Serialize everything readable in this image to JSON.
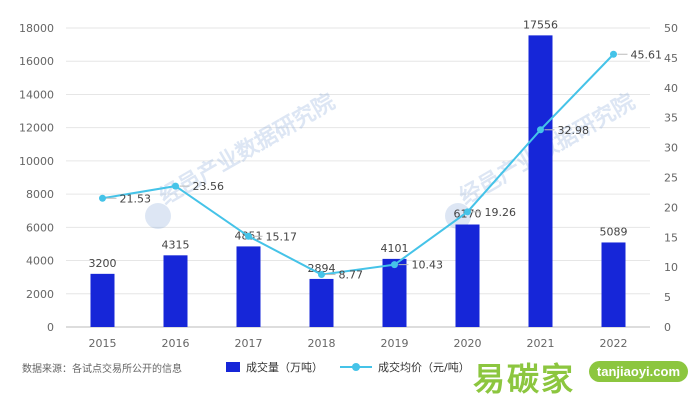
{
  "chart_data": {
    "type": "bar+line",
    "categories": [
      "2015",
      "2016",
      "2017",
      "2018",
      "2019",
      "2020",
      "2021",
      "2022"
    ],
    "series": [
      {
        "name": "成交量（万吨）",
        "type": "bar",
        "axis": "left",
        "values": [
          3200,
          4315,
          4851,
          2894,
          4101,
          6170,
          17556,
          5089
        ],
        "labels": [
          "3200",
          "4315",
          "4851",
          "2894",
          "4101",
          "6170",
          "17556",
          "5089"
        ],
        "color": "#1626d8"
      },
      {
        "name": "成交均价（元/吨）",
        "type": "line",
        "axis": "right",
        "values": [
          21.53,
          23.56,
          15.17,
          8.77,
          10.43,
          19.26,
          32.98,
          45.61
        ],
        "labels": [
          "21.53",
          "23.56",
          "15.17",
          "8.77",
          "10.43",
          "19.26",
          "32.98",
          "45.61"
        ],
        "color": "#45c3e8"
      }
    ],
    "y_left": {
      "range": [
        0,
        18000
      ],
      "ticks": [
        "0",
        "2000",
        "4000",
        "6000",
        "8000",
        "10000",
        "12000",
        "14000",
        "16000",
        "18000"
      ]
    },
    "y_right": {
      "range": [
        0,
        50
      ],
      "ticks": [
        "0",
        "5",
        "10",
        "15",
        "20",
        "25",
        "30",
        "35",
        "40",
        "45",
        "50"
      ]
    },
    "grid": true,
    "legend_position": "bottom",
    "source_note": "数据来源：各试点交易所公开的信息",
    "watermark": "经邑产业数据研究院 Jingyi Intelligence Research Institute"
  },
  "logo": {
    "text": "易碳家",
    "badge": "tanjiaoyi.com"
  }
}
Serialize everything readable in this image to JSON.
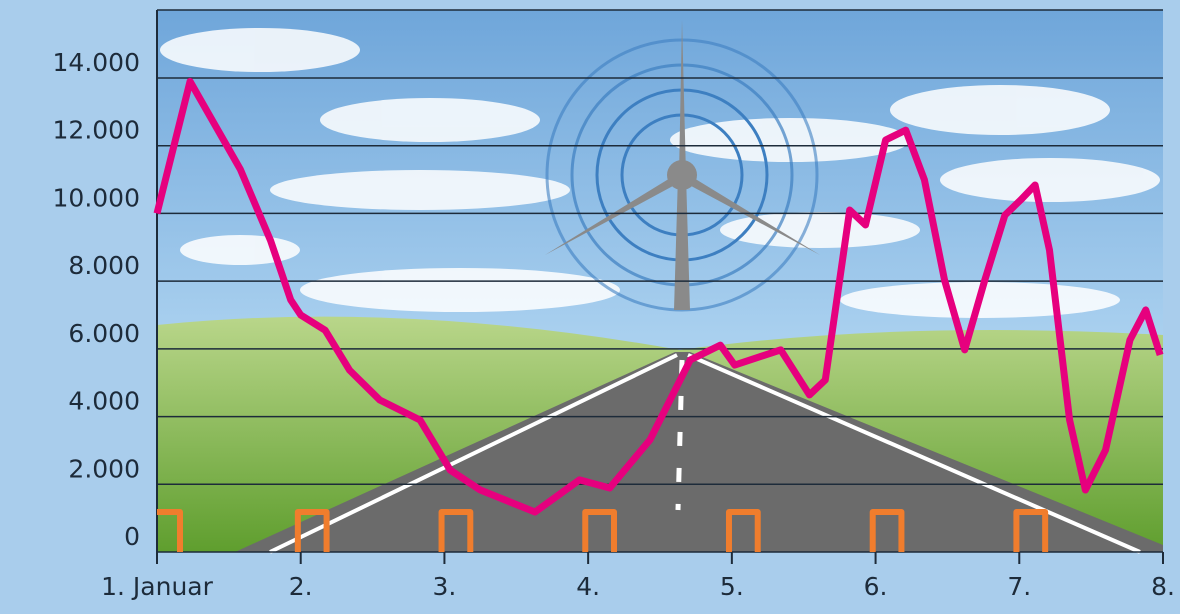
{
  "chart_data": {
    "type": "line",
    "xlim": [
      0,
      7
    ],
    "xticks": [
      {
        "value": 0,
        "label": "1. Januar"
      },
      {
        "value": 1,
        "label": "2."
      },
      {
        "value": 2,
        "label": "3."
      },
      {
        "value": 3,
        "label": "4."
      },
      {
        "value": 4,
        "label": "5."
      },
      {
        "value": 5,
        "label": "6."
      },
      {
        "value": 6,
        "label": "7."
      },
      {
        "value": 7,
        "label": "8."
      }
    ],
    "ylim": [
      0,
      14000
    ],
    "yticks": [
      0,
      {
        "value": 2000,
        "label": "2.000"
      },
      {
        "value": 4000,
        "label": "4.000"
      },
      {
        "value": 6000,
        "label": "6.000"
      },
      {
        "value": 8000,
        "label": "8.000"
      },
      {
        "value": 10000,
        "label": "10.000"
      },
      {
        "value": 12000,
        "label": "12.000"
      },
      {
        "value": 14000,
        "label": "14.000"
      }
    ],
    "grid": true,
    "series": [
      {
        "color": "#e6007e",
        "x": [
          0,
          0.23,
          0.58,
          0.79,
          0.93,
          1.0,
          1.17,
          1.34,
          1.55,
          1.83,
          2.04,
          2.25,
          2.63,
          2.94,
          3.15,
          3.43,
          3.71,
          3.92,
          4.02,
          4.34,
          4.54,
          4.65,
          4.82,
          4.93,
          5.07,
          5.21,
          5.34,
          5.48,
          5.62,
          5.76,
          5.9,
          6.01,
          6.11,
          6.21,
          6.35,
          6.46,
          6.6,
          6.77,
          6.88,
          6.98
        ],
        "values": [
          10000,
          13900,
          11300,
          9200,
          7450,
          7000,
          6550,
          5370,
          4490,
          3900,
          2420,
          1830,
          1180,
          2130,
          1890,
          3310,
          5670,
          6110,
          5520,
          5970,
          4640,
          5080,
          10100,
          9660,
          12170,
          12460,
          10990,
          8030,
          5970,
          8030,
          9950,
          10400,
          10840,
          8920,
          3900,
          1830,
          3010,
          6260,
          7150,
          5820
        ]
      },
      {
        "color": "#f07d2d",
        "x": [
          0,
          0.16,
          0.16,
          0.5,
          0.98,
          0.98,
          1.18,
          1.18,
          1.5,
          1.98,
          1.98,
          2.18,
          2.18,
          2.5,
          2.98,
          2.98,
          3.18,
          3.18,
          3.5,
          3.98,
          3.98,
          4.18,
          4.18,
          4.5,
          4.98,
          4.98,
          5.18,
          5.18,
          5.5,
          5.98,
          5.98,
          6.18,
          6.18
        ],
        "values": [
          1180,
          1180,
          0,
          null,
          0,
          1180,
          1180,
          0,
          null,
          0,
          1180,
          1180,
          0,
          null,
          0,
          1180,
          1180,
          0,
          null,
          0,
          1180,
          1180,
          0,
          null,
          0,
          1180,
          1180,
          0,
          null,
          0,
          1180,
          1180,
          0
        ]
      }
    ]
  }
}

------------------------

• [Exercise details]
Omitting all images, print the listing exactly.

• [Full response]
Serialize everything readable in this image to JSON.
{
  "chart_data": {
    "type": "bar+line",
    "categories": [
      "2015",
      "2016",
      "2017",
      "2018",
      "2019",
      "2020",
      "2021",
      "2022"
    ],
    "series": [
      {
        "name": "成交量（万吨）",
        "type": "bar",
        "axis": "left",
        "values": [
          3200,
          4315,
          4851,
          2894,
          4101,
          6170,
          17556,
          5089
        ],
        "labels": [
          "3200",
          "4315",
          "4851",
          "2894",
          "4101",
          "6170",
          "17556",
          "5089"
        ],
        "color": "#1626d8"
      },
      {
        "name": "成交均价（元/吨）",
        "type": "line",
        "axis": "right",
        "values": [
          21.53,
          23.56,
          15.17,
          8.77,
          10.43,
          19.26,
          32.98,
          45.61
        ],
        "labels": [
          "21.53",
          "23.56",
          "15.17",
          "8.77",
          "10.43",
          "19.26",
          "32.98",
          "45.61"
        ],
        "color": "#45c3e8"
      }
    ],
    "y_left": {
      "range": [
        0,
        18000
      ],
      "ticks": [
        "0",
        "2000",
        "4000",
        "6000",
        "8000",
        "10000",
        "12000",
        "14000",
        "16000",
        "18000"
      ]
    },
    "y_right": {
      "range": [
        0,
        50
      ],
      "ticks": [
        "0",
        "5",
        "10",
        "15",
        "20",
        "25",
        "30",
        "35",
        "40",
        "45",
        "50"
      ]
    },
    "grid": true,
    "legend_position": "bottom",
    "source_note": "数据来源：各试点交易所公开的信息",
    "watermark": "经邑产业数据研究院 Jingyi Intelligence Research Institute"
  },
  "logo": {
    "text": "易碳家",
    "badge": "tanjiaoyi.com"
  }
}
Serialize everything readable in this image to JSON.
{
  "chart_data": {
    "type": "line",
    "xlim": [
      0,
      7
    ],
    "xticks": [
      {
        "value": 0,
        "label": "1. Januar"
      },
      {
        "value": 1,
        "label": "2."
      },
      {
        "value": 2,
        "label": "3."
      },
      {
        "value": 3,
        "label": "4."
      },
      {
        "value": 4,
        "label": "5."
      },
      {
        "value": 5,
        "label": "6."
      },
      {
        "value": 6,
        "label": "7."
      },
      {
        "value": 7,
        "label": "8."
      }
    ],
    "ylim": [
      0,
      14000
    ],
    "yticks": [
      0,
      {
        "value": 2000,
        "label": "2.000"
      },
      {
        "value": 4000,
        "label": "4.000"
      },
      {
        "value": 6000,
        "label": "6.000"
      },
      {
        "value": 8000,
        "label": "8.000"
      },
      {
        "value": 10000,
        "label": "10.000"
      },
      {
        "value": 12000,
        "label": "12.000"
      },
      {
        "value": 14000,
        "label": "14.000"
      }
    ],
    "grid": true,
    "series": [
      {
        "color": "#e6007e",
        "x": [
          0,
          0.23,
          0.58,
          0.79,
          0.93,
          1.0,
          1.17,
          1.34,
          1.55,
          1.83,
          2.04,
          2.25,
          2.63,
          2.94,
          3.15,
          3.43,
          3.71,
          3.92,
          4.02,
          4.34,
          4.54,
          4.65,
          4.82,
          4.93,
          5.07,
          5.21,
          5.34,
          5.48,
          5.62,
          5.76,
          5.9,
          6.01,
          6.11,
          6.21,
          6.35,
          6.46,
          6.6,
          6.77,
          6.88,
          6.98
        ],
        "values": [
          10000,
          13900,
          11300,
          9200,
          7450,
          7000,
          6550,
          5370,
          4490,
          3900,
          2420,
          1830,
          1180,
          2130,
          1890,
          3310,
          5670,
          6110,
          5520,
          5970,
          4640,
          5080,
          10100,
          9660,
          12170,
          12460,
          10990,
          8030,
          5970,
          8030,
          9950,
          10400,
          10840,
          8920,
          3900,
          1830,
          3010,
          6260,
          7150,
          5820
        ]
      },
      {
        "color": "#f07d2d",
        "x": [
          0,
          0.16,
          0.16,
          0.5,
          0.98,
          0.98,
          1.18,
          1.18,
          1.5,
          1.98,
          1.98,
          2.18,
          2.18,
          2.5,
          2.98,
          2.98,
          3.18,
          3.18,
          3.5,
          3.98,
          3.98,
          4.18,
          4.18,
          4.5,
          4.98,
          4.98,
          5.18,
          5.18,
          5.5,
          5.98,
          5.98,
          6.18,
          6.18
        ],
        "values": [
          1180,
          1180,
          0,
          null,
          0,
          1180,
          1180,
          0,
          null,
          0,
          1180,
          1180,
          0,
          null,
          0,
          1180,
          1180,
          0,
          null,
          0,
          1180,
          1180,
          0,
          null,
          0,
          1180,
          1180,
          0,
          null,
          0,
          1180,
          1180,
          0
        ]
      }
    ]
  }
}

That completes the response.